Texte retenu:
┄┄┄┄┄┄┄┄┄┄┄┄┄┄┄┄┄┄┄┄

Quelles sont les propositions de Total?
Ce sont en fait beaucoup de… discussions. Et Total a même promis de les avancer. Le comité central d'entreprise (CCE) de la branche raffinage de Total, initialement prévu le 29 mars, a été avancé au 8 mars, a annoncé lundi à 20minutes.fr Michael Crochet-Vourey, porte-parole du groupe. A l'ordre du jour de ce CCE: une information-consultation sur le projet d'évolution de l'établissement des Flandres et sur l’évolution de la situation des sites du raffinage en France.
Dimanche, le groupe a également promis qu’en cas de cession de dépôts de produits pétroliers à une autre entreprise, Total s'engageait à réembaucher les salariés transférés chez le repreneur s’il rencontrait des difficultés économiques jusqu'à trois ans après la cession.
Pourquoi le conflit est dans l’impasse?
Mais les salariés ne semblaient pas lundi franchement rassurés. «A partir de mardi, il y aura ce que l'on appelle “le silence des raffineries”, c'est ce qu'il y a de pire car un arrêt total, c'est forcément un échec de négociation», a déclaré à l'AFP Franck Manchon, délégué CGT à la raffinerie de Grandpuits (Seine-et-Marne). A Dunkerque, les salariés de Total ont carrément appelé les consommateurs à «créer la pénurie» en achetant du carburant pour renforcer la pression sur l'industriel.
Y a-t-il un risque de contagion chez Exxon mobile et les autres?

┄┄┄┄┄┄┄┄┄┄┄┄┄┄┄┄┄┄┄┄

Questions de compréhension:
a. Répondez aux questions suivantes sur le texte consacré au conflit des raffineries Total.
(i) À quelle date le comité central d'entreprise de la branche raffinage a-t-il été avancé ?
(ii) Jusqu'à combien de temps après une cession Total s'engage-t-il à réembaucher les salariés transférés ?
(iii) À quoi les salariés de Total à Dunkerque ont-ils appelé les consommateurs ?
b. Donnez la suite du texte sur le conflit des raffineries Total.

Éléments stockés du jeu de données:
┄┄┄┄┄┄┄┄┄┄┄┄┄┄┄┄┄┄┄┄

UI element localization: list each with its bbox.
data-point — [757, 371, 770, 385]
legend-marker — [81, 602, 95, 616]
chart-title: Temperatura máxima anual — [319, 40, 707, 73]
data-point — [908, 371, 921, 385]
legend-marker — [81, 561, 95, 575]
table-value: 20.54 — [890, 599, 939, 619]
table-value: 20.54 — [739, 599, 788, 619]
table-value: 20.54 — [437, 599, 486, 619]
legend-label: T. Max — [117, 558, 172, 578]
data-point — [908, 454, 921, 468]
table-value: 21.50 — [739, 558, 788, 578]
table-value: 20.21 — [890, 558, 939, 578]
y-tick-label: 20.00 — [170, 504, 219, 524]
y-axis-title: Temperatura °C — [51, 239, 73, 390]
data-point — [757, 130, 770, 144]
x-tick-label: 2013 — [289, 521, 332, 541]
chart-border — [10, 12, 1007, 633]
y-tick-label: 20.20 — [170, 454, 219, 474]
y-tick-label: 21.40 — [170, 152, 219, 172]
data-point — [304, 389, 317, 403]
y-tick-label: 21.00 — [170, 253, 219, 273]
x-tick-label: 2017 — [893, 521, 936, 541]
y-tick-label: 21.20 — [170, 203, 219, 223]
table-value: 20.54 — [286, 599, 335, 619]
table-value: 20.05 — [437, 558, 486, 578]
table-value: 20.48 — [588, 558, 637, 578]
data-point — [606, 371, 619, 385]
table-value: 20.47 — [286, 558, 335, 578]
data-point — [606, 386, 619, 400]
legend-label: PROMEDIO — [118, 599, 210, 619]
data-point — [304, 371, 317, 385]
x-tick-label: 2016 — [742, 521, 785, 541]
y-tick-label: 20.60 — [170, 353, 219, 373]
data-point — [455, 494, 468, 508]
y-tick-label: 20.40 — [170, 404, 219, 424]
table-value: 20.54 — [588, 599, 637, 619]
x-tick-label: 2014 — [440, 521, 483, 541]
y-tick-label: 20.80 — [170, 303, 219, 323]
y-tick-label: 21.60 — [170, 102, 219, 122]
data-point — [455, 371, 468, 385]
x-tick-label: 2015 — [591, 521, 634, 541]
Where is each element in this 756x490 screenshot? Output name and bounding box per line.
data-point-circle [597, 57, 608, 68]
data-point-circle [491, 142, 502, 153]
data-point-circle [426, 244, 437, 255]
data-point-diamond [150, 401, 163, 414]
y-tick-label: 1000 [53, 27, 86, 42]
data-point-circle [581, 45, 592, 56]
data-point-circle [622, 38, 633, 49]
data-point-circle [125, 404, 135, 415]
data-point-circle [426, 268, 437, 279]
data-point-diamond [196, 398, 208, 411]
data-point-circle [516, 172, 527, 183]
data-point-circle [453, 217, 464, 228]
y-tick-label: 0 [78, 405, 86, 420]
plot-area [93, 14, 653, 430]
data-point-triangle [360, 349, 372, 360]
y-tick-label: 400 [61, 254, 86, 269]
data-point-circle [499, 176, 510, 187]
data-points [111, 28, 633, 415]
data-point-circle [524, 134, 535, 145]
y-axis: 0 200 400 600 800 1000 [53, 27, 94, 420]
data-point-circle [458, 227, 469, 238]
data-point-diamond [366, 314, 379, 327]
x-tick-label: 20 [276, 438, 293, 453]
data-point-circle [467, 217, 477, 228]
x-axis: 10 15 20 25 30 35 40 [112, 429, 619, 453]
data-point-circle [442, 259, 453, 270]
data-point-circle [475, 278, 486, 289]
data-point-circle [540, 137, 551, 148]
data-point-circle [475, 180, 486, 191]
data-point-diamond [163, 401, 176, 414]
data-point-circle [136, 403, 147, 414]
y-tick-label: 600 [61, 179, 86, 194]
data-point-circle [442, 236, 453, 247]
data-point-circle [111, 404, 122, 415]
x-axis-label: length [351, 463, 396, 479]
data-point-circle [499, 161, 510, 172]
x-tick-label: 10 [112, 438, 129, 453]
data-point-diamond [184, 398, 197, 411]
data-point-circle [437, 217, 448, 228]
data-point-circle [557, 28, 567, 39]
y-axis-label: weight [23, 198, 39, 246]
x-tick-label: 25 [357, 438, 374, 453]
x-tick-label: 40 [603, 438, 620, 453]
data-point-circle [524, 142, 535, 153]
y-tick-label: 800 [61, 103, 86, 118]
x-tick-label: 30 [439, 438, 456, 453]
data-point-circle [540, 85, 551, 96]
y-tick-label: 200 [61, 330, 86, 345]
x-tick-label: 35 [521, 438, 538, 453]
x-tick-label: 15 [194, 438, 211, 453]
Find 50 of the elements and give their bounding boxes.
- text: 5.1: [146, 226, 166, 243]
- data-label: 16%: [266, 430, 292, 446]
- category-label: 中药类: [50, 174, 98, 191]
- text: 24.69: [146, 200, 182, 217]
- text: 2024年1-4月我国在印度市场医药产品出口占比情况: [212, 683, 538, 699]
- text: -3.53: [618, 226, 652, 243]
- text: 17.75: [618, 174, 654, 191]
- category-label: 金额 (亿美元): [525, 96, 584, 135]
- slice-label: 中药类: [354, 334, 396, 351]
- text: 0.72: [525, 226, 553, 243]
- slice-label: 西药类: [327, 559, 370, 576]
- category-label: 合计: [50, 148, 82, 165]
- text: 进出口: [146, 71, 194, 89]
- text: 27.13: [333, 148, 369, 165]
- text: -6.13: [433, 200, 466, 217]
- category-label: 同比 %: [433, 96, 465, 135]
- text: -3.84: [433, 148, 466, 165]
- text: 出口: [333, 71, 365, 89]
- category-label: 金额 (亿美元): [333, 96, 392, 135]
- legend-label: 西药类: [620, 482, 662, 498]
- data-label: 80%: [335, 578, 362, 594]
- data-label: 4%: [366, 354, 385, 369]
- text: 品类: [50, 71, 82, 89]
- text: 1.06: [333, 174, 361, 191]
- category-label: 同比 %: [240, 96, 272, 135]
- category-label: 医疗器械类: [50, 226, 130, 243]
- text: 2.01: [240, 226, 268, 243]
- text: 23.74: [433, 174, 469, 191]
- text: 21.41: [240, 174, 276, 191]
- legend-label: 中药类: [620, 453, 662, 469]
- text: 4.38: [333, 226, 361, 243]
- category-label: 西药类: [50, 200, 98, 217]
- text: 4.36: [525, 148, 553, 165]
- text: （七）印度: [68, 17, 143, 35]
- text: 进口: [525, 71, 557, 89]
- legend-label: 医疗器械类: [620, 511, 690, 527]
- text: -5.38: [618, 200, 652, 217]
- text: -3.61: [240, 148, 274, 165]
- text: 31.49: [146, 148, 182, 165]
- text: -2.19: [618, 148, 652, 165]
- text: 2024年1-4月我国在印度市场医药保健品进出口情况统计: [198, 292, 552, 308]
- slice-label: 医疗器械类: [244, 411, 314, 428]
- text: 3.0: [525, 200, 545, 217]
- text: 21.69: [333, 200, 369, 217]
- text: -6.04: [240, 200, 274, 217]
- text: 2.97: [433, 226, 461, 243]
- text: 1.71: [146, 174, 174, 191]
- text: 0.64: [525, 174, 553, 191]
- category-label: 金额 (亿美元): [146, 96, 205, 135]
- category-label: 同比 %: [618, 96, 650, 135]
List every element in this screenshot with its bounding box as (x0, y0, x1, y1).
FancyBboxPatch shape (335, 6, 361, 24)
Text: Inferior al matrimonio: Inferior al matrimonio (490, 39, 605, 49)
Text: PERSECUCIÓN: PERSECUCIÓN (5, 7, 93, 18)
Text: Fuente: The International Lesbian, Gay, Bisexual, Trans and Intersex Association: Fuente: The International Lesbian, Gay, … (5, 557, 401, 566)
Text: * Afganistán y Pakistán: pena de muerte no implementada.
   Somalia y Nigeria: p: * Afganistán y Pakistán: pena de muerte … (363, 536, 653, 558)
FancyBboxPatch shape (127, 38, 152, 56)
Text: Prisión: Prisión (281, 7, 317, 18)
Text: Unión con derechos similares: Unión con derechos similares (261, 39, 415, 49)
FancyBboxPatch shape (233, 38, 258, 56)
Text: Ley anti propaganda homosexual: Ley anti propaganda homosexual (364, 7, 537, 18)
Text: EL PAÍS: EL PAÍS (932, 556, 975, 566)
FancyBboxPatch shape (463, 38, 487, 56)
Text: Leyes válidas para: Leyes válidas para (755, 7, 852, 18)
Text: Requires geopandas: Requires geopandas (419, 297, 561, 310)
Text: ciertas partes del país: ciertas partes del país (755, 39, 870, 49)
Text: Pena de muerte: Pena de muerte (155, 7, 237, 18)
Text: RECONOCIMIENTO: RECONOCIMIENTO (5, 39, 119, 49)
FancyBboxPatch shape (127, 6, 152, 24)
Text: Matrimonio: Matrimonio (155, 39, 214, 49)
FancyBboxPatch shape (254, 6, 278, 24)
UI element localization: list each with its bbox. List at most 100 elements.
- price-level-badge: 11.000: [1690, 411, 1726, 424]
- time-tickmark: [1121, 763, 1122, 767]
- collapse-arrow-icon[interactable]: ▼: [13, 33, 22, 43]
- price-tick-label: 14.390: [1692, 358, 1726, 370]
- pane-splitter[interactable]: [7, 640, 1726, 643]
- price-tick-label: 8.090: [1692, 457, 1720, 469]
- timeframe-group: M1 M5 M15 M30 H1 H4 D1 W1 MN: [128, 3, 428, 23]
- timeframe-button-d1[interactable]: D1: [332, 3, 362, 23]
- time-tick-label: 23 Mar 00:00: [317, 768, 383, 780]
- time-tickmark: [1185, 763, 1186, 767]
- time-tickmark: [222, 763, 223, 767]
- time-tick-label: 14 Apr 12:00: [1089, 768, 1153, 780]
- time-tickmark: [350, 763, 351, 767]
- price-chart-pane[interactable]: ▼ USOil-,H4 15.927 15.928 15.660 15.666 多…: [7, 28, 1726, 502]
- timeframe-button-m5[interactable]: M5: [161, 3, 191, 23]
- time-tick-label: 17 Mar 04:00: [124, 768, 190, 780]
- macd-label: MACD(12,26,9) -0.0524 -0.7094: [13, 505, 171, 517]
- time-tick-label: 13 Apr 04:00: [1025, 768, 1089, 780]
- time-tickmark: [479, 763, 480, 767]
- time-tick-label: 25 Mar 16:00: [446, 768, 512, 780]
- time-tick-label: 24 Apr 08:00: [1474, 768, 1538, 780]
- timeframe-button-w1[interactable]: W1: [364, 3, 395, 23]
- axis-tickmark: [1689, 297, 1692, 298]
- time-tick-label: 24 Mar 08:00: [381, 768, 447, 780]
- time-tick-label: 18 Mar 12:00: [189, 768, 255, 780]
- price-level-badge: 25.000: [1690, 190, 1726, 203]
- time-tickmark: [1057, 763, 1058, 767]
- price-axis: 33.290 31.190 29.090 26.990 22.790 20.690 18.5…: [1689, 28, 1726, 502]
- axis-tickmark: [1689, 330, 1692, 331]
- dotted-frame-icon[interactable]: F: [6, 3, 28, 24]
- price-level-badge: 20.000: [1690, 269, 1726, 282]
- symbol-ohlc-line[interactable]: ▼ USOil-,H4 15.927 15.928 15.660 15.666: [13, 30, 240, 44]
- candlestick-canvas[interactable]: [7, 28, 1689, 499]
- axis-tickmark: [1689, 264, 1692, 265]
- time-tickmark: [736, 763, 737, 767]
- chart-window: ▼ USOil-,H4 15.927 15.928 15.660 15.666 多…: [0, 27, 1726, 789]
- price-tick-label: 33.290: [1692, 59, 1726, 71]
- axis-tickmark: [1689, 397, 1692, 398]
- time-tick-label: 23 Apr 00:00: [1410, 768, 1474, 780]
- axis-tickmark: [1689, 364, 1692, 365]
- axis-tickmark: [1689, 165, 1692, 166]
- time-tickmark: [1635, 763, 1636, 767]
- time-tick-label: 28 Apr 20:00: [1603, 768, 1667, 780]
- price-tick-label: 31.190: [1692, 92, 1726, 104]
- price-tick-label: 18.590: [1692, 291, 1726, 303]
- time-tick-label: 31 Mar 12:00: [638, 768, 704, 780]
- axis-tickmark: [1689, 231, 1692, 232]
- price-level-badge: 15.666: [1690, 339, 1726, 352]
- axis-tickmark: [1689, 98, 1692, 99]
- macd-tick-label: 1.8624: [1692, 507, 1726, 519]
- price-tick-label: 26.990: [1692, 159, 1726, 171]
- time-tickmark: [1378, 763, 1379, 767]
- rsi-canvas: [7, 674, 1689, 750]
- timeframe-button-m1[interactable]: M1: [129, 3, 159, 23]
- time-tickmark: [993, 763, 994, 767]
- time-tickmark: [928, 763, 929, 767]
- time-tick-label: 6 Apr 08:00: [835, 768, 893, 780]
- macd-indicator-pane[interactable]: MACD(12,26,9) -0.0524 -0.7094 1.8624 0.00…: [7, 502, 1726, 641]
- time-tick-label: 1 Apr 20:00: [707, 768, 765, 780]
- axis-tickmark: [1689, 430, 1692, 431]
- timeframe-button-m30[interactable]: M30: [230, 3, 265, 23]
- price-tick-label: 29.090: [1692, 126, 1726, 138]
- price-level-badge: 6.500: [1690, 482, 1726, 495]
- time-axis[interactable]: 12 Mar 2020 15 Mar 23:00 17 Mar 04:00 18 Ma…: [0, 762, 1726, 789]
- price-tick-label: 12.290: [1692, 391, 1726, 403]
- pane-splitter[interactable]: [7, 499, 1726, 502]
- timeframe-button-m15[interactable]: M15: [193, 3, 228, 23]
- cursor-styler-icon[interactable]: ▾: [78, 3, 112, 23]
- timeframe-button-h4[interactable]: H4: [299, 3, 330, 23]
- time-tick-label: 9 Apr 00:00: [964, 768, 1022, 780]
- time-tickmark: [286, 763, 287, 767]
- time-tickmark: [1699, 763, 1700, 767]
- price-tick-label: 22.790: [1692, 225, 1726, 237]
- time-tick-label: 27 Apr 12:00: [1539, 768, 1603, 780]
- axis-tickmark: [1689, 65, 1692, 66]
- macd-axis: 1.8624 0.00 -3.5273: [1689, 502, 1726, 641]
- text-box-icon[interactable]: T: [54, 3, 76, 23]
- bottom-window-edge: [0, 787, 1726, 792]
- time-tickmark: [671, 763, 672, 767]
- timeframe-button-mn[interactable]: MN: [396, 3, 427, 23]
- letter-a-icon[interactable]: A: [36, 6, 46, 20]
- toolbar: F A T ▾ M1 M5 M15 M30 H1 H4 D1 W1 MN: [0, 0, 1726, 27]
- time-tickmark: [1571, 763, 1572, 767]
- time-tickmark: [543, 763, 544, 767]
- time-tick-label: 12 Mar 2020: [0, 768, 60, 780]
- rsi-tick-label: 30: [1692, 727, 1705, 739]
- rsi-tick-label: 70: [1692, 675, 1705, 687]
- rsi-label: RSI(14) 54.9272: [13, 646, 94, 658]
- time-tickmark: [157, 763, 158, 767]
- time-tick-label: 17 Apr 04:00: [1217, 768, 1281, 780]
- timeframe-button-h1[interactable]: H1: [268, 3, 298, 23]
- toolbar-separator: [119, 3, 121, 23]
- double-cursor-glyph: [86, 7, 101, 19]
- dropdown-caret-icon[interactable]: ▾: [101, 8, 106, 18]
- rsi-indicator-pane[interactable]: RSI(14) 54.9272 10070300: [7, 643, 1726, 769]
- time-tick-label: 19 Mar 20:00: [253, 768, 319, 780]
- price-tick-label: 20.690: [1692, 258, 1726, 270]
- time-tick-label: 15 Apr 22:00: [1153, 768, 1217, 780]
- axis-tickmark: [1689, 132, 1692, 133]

┄┄┄┄┄┄┄┄┄┄┄┄┄┄┄┄┄┄┄┄

Corrigé des activités:
a.
(i) Au 8 mars.
(ii) Jusqu'à trois ans après la cession.
(iii) À « créer la pénurie » en achetant du carburant.

b.
Pour l’instant, seules les raffineries de Total sont concernées par le mouvement. Mais, la CGT avait invité vendredi les salariés des deux raffineries d'Exxon Mobil à Port-Jérôme Gravenchon (Seine-Maritime) et Fos-sur Mer (Bouches-du-Rhône) à rejoindre lundi le mouvement de grève des raffineries de Total. Une invitation renouvelée pour mardi mais qui ne semblait pas jusqu’ici suivie dans les faits chez Exxon.
Quel avenir pour le raffinage en France?
Il est assez sombre. Depuis mars 2009, les raffineries françaises perdent au total 150 millions d’euros par mois, selon l’Union française des industries pétrolières (Ufip). En cause, la baisse de la consommation de produits pétroliers, de l’ordre de 7,5% en Europe, liée à la crise et aux politiques en faveur de l’environnement. En outre, la France souffre d'un déséquilibre entre la consommation d'essence et de gazole, qui représente près de 80% de la consommation de carburants en France alors qu’une raffinerie hexagonale ne produit au maximum que 45% à 55% de gazole.
Ainsi, selon l’Ufip, ce sont «10 à 15%» des raffineries européennes qu’il faudrait fermer, soit plus d’une dizaine des 114 sites situés en Europe. L’Union pétrolière italienne a averti que quatre à cinq raffineries pourraient fermer en Italie. Situation identique en Allemagne et au Royaume-Uni qui pourraient chacun perdre deux raffineries.
Pour la France, aucun chiffre n’est encore avancé. Mais les syndicats, la CGT notamment, dénoncent pour leur part les «délocalisations». Total construit en ce moment une raffinerie en Arabie saoudite, un investissement justifié par le besoin «de répondre à la demande croissante de l'Asie et du Moyen-Orient».